[AIM OF THE EXERCISE]:
Reproduce each record exactly.

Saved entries
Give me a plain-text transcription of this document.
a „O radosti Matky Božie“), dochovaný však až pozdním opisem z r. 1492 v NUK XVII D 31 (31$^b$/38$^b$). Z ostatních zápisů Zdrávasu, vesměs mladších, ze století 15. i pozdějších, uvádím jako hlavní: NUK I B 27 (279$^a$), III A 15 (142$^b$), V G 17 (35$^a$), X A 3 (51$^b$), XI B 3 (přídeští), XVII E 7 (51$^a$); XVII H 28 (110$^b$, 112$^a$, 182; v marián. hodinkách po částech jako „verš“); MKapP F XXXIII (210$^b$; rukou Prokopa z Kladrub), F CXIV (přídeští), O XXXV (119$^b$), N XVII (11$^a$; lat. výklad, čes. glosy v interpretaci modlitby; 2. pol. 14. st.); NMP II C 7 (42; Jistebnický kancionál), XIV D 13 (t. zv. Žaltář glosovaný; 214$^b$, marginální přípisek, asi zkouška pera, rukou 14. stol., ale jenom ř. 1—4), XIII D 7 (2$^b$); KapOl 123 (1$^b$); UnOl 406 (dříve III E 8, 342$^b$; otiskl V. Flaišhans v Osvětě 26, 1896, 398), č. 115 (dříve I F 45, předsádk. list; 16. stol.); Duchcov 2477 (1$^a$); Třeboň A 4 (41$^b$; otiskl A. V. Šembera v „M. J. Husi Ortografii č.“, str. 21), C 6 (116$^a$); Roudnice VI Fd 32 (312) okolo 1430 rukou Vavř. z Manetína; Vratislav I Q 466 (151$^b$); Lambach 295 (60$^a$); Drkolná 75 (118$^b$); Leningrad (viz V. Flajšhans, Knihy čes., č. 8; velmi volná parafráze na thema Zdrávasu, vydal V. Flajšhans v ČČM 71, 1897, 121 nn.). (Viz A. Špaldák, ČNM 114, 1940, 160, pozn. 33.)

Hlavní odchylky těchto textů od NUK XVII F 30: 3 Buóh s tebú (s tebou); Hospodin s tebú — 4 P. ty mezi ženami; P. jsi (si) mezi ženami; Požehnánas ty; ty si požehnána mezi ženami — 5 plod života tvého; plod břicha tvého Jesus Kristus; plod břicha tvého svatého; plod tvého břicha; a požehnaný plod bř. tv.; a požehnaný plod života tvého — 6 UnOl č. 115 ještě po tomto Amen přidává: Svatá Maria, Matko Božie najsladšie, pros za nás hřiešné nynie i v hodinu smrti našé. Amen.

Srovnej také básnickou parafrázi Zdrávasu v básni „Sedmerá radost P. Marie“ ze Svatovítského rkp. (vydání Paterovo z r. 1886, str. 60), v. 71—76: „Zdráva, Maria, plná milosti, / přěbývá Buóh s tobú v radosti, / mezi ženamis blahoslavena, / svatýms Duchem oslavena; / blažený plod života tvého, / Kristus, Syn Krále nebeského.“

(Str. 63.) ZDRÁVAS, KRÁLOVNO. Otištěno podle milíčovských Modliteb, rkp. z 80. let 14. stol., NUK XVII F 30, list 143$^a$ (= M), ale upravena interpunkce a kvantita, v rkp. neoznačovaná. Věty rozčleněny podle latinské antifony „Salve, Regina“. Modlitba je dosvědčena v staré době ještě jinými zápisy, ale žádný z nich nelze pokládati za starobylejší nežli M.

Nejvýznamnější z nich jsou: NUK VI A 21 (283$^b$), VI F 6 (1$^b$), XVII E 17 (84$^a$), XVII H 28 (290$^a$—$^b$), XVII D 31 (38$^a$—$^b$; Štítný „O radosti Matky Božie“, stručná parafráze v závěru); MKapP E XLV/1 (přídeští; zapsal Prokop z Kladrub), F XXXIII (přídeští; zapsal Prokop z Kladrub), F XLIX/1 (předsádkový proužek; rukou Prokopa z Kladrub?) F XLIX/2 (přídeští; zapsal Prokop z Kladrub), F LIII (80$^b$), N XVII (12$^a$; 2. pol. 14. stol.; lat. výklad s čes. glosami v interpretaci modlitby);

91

[OUTPUT OF THE TASK]:
Give me a plain-text transcription of this document.
a „O radosti Matky Božie“), dochovaný však až pozdním opisem z r. 1492 v NUK XVII D 31 (31$^b$/38$^b$). Z ostatních zápisů Zdrávasu, vesměs mladších, ze století 15. i pozdějších, uvádím jako hlavní: NUK I B 27 (279$^a$), III A 15 (142$^b$), V G 17 (35$^a$), X A 3 (51$^b$), XI B 3 (přídeští), XVII E 7 (51$^a$); XVII H 28 (110$^b$, 112$^a$, 182; v marián. hodinkách po částech jako „verš“); MKapP F XXXIII (210$^b$; rukou Prokopa z Kladrub), F CXIV (přídeští), O XXXV (119$^b$), N XVII (11$^a$; lat. výklad, čes. glosy v interpretaci modlitby; 2. pol. 14. st.); NMP II C 7 (42; Jistebnický kancionál), XIV D 13 (t. zv. Žaltář glosovaný; 214$^b$, marginální přípisek, asi zkouška pera, rukou 14. stol., ale jenom ř. 1—4), XIII D 7 (2$^b$); KapOl 123 (1$^b$); UnOl 406 (dříve III E 8, 342$^b$; otiskl V. Flaišhans v Osvětě 26, 1896, 398), č. 115 (dříve I F 45, předsádk. list; 16. stol.); Duchcov 2477 (1$^a$); Třeboň A 4 (41$^b$; otiskl A. V. Šembera v „M. J. Husi Ortografii č.“, str. 21), C 6 (116$^a$); Roudnice VI Fd 32 (312) okolo 1430 rukou Vavř. z Manetína; Vratislav I Q 466 (151$^b$); Lambach 295 (60$^a$); Drkolná 75 (118$^b$); Leningrad (viz V. Flajšhans, Knihy čes., č. 8; velmi volná parafráze na thema Zdrávasu, vydal V. Flajšhans v ČČM 71, 1897, 121 nn.). (Viz A. Špaldák, ČNM 114, 1940, 160, pozn. 33.)

Hlavní odchylky těchto textů od NUK XVII F 30: 3 Buóh s tebú (s tebou); Hospodin s tebú — 4 P. ty mezi ženami; P. jsi (si) mezi ženami; Požehnánas ty; ty si požehnána mezi ženami — 5 plod života tvého; plod břicha tvého Jesus Kristus; plod břicha tvého svatého; plod tvého břicha; a požehnaný plod bř. tv.; a požehnaný plod života tvého — 6 UnOl č. 115 ještě po tomto Amen přidává: Svatá Maria, Matko Božie najsladšie, pros za nás hřiešné nynie i v hodinu smrti našé. Amen.

Srovnej také básnickou parafrázi Zdrávasu v básni „Sedmerá radost P. Marie“ ze Svatovítského rkp. (vydání Paterovo z r. 1886, str. 60), v. 71—76: „Zdráva, Maria, plná milosti, / přěbývá Buóh s tobú v radosti, / mezi ženamis blahoslavena, / svatýms Duchem oslavena; / blažený plod života tvého, / Kristus, Syn Krále nebeského.“

(Str. 63.) ZDRÁVAS, KRÁLOVNO. Otištěno podle milíčovských Modliteb, rkp. z 80. let 14. stol., NUK XVII F 30, list 143$^a$ (= M), ale upravena interpunkce a kvantita, v rkp. neoznačovaná. Věty rozčleněny podle latinské antifony „Salve, Regina“. Modlitba je dosvědčena v staré době ještě jinými zápisy, ale žádný z nich nelze pokládati za starobylejší nežli M.

Nejvýznamnější z nich jsou: NUK VI A 21 (283$^b$), VI F 6 (1$^b$), XVII E 17 (84$^a$), XVII H 28 (290$^a$—$^b$), XVII D 31 (38$^a$—$^b$; Štítný „O radosti Matky Božie“, stručná parafráze v závěru); MKapP E XLV/1 (přídeští; zapsal Prokop z Kladrub), F XXXIII (přídeští; zapsal Prokop z Kladrub), F XLIX/1 (předsádkový proužek; rukou Prokopa z Kladrub?) F XLIX/2 (přídeští; zapsal Prokop z Kladrub), F LIII (80$^b$), N XVII (12$^a$; 2. pol. 14. stol.; lat. výklad s čes. glosami v interpretaci modlitby);

91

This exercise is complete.